__PROBLEM DETAILS__. Every line that contains the word "Técnica" should be copied out.

__PROVIDED MATERIAL__.
-- begin --
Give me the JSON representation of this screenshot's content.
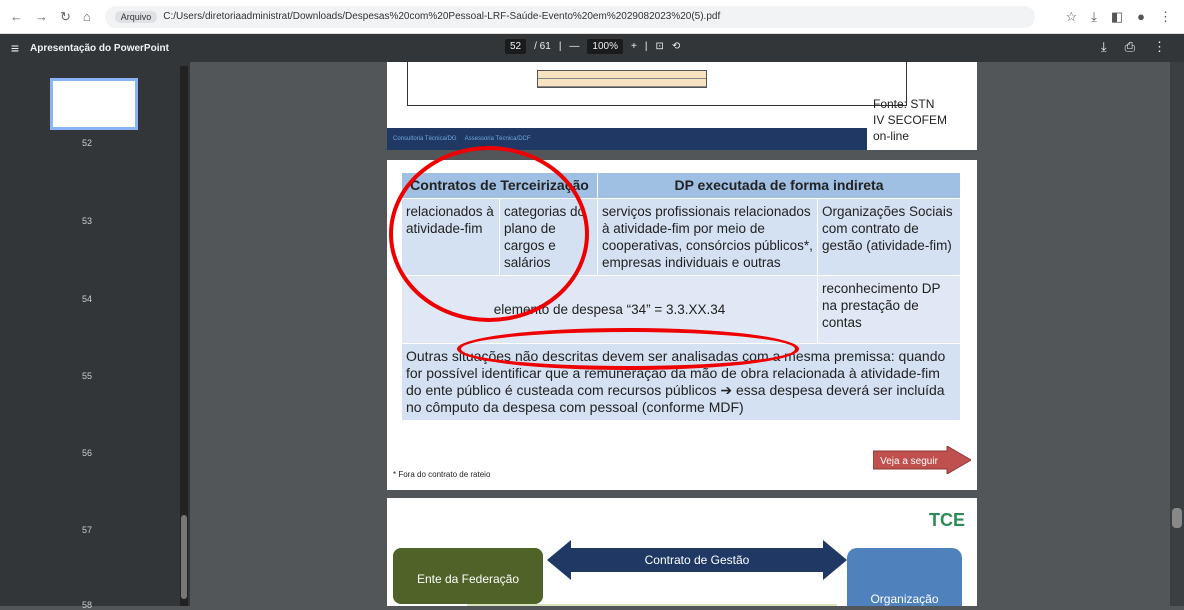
{
  "browser": {
    "origin_label": "Arquivo",
    "url": "C:/Users/diretoriaadministrat/Downloads/Despesas%20com%20Pessoal-LRF-Saúde-Evento%20em%2029082023%20(5).pdf"
  },
  "pdf": {
    "title": "Apresentação do PowerPoint",
    "page_current": "52",
    "page_total": "/ 61",
    "zoom": "100%"
  },
  "sidebar": {
    "pages": [
      "52",
      "53",
      "54",
      "55",
      "56",
      "57",
      "58"
    ]
  },
  "slide1": {
    "source_lines": [
      "Fonte: STN",
      "IV SECOFEM",
      "on-line"
    ],
    "footer_left": "Consultoria Técnica/DG",
    "footer_right": "Assessoria Técnica/DCF"
  },
  "slide2": {
    "header_left": "Contratos de Terceirização",
    "header_right": "DP executada de forma indireta",
    "cell_a": "relacionados à atividade-fim",
    "cell_b": "categorias do plano de cargos e salários",
    "cell_c": "serviços profissionais relacionados à atividade-fim por meio de cooperativas, consórcios públicos*, empresas individuais e outras",
    "cell_d": "Organizações Sociais com contrato de gestão (atividade-fim)",
    "elemento": "elemento de despesa “34” = 3.3.XX.34",
    "reconhecimento": "reconhecimento DP na prestação de contas",
    "veja": "Veja a seguir",
    "outras": "Outras situações não descritas devem ser analisadas com a mesma premissa: quando for possível identificar que a remuneração da mão de obra relacionada à atividade-fim do ente público é custeada com recursos públicos ➔ essa despesa deverá ser incluída no cômputo da despesa com pessoal (conforme MDF)",
    "note": "* Fora do contrato de rateio"
  },
  "slide3": {
    "ente": "Ente da Federação",
    "contrato": "Contrato de Gestão",
    "org": "Organização",
    "logo": "TCE"
  }
}
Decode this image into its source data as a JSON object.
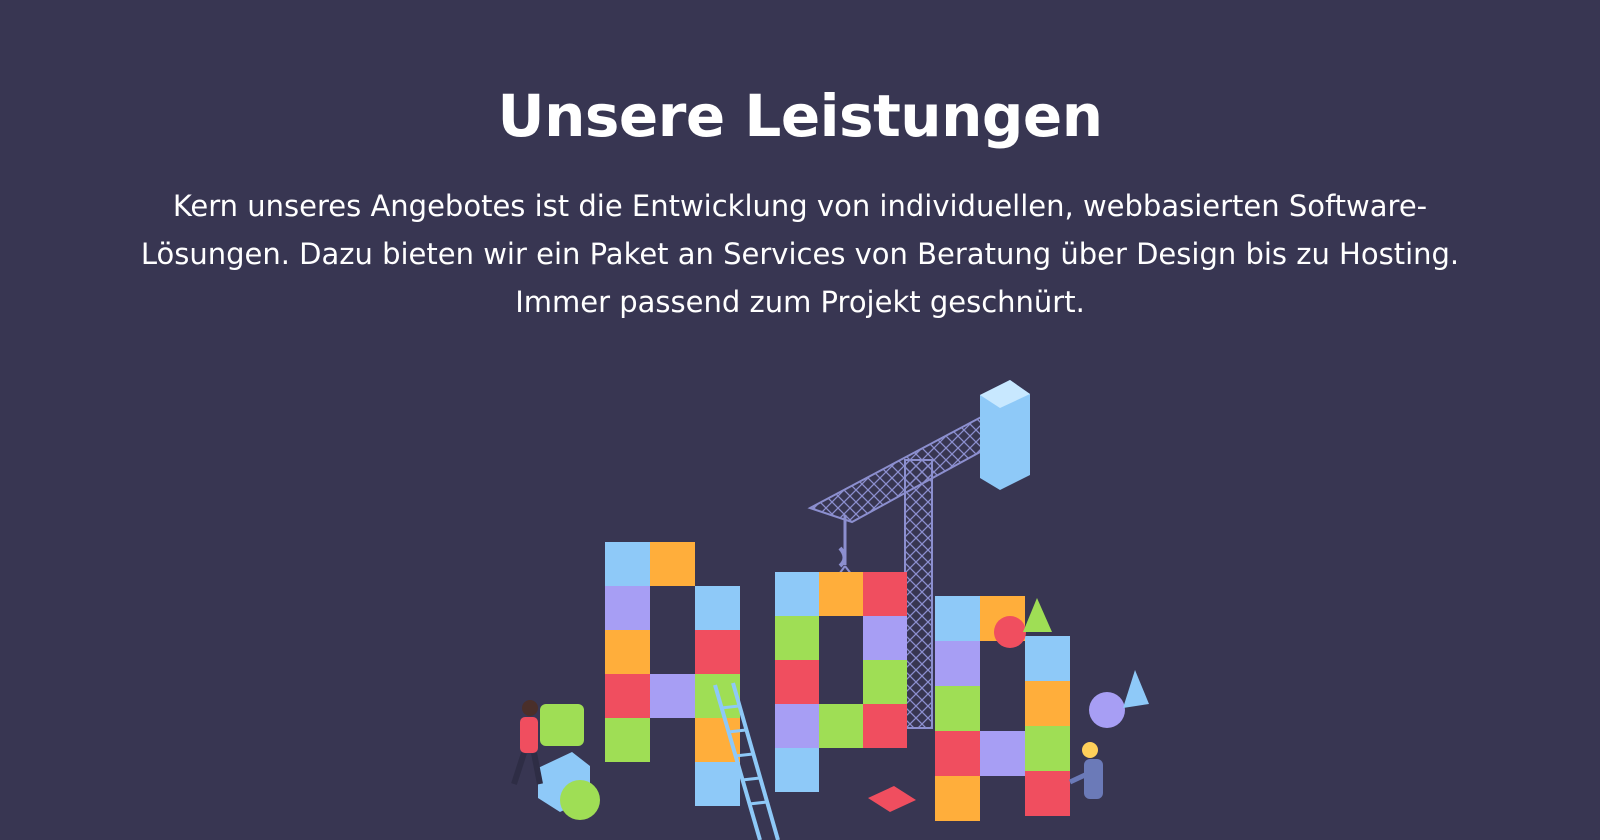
{
  "services": {
    "title": "Unsere Leistungen",
    "intro_lines": [
      "Kern unseres Angebotes ist die Entwicklung von individuellen, webbasierten Software-",
      "Lösungen. Dazu bieten wir ein Paket an Services von Beratung über Design bis zu Hosting.",
      "Immer passend zum Projekt geschnürt."
    ]
  },
  "colors": {
    "background": "#383652",
    "text": "#ffffff",
    "crane": "#8c8fcf",
    "block_blue": "#8ec9f8",
    "block_red": "#f04e5f",
    "block_orange": "#ffae3b",
    "block_green": "#9fde55",
    "block_purple": "#a79ef4"
  },
  "illustration": {
    "icons": [
      "crane-icon",
      "toy-block-icon",
      "worker-figure-icon",
      "ladder-icon",
      "ball-icon",
      "cone-icon"
    ]
  }
}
-- end --
__OUTPUT BELOW__.
    "footer_left": "Consultoria Técnica/DG",
    "footer_right": "Assessoria Técnica/DCF"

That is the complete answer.